* [GOAL]
Transcribe the records in full, keeping every character as it is.

##### DATASET ENTRIES

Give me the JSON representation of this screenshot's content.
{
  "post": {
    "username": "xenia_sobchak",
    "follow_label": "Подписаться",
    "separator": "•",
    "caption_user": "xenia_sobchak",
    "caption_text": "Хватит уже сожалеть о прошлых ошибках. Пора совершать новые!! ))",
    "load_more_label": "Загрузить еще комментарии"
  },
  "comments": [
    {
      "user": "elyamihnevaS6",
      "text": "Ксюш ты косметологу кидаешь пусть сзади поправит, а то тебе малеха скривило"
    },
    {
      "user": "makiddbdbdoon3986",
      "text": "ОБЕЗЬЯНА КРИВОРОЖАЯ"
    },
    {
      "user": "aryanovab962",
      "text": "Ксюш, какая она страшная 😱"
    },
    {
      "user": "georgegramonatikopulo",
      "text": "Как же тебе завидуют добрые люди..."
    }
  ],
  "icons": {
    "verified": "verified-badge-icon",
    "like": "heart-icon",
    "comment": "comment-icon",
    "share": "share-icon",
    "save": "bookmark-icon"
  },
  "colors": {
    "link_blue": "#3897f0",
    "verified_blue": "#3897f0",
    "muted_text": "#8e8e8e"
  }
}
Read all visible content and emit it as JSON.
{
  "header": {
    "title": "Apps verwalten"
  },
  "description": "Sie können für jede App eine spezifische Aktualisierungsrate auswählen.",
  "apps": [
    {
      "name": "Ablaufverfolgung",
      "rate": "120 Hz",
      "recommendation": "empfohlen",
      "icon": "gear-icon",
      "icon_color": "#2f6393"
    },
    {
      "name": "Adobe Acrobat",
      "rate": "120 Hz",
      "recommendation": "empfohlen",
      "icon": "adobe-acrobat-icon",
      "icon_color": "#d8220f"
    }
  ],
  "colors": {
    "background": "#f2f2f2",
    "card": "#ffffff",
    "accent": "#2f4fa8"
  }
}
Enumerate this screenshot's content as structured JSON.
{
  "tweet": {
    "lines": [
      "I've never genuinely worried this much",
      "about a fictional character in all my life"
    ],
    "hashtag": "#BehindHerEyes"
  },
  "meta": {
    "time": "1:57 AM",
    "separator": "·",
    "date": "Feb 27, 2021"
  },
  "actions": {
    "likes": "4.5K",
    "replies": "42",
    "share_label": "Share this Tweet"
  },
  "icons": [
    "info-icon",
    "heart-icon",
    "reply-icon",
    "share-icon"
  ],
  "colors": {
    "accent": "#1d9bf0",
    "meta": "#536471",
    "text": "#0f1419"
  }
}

##########

* [SOLUTION TO THIS EXERCISE]
Give me the JSON representation of this screenshot's content.
{
  "post": {
    "username": "xenia_sobchak",
    "follow_label": "Подписаться",
    "separator": "•",
    "caption_user": "xenia_sobchak",
    "caption_text": "Хватит уже сожалеть о прошлых ошибках. Пора совершать новые!! ))",
    "load_more_label": "Загрузить еще комментарии"
  },
  "comments": [
    {
      "user": "elyamihnevaS6",
      "text": "Ксюш ты косметологу кидаешь пусть сзади поправит, а то тебе малеха скривило"
    },
    {
      "user": "makiddbdbdoon3986",
      "text": "ОБЕЗЬЯНА КРИВОРОЖАЯ"
    },
    {
      "user": "aryanovab962",
      "text": "Ксюш, какая она страшная 😱"
    },
    {
      "user": "georgegramonatikopulo",
      "text": "Как же тебе завидуют добрые люди..."
    }
  ],
  "icons": {
    "verified": "verified-badge-icon",
    "like": "heart-icon",
    "comment": "comment-icon",
    "share": "share-icon",
    "save": "bookmark-icon"
  },
  "colors": {
    "link_blue": "#3897f0",
    "verified_blue": "#3897f0",
    "muted_text": "#8e8e8e"
  }
}
Read all visible content and emit it as JSON.
{
  "header": {
    "title": "Apps verwalten"
  },
  "description": "Sie können für jede App eine spezifische Aktualisierungsrate auswählen.",
  "apps": [
    {
      "name": "Ablaufverfolgung",
      "rate": "120 Hz",
      "recommendation": "empfohlen",
      "icon": "gear-icon",
      "icon_color": "#2f6393"
    },
    {
      "name": "Adobe Acrobat",
      "rate": "120 Hz",
      "recommendation": "empfohlen",
      "icon": "adobe-acrobat-icon",
      "icon_color": "#d8220f"
    }
  ],
  "colors": {
    "background": "#f2f2f2",
    "card": "#ffffff",
    "accent": "#2f4fa8"
  }
}
Enumerate this screenshot's content as structured JSON.
{
  "tweet": {
    "lines": [
      "I've never genuinely worried this much",
      "about a fictional character in all my life"
    ],
    "hashtag": "#BehindHerEyes"
  },
  "meta": {
    "time": "1:57 AM",
    "separator": "·",
    "date": "Feb 27, 2021"
  },
  "actions": {
    "likes": "4.5K",
    "replies": "42",
    "share_label": "Share this Tweet"
  },
  "icons": [
    "info-icon",
    "heart-icon",
    "reply-icon",
    "share-icon"
  ],
  "colors": {
    "accent": "#1d9bf0",
    "meta": "#536471",
    "text": "#0f1419"
  }
}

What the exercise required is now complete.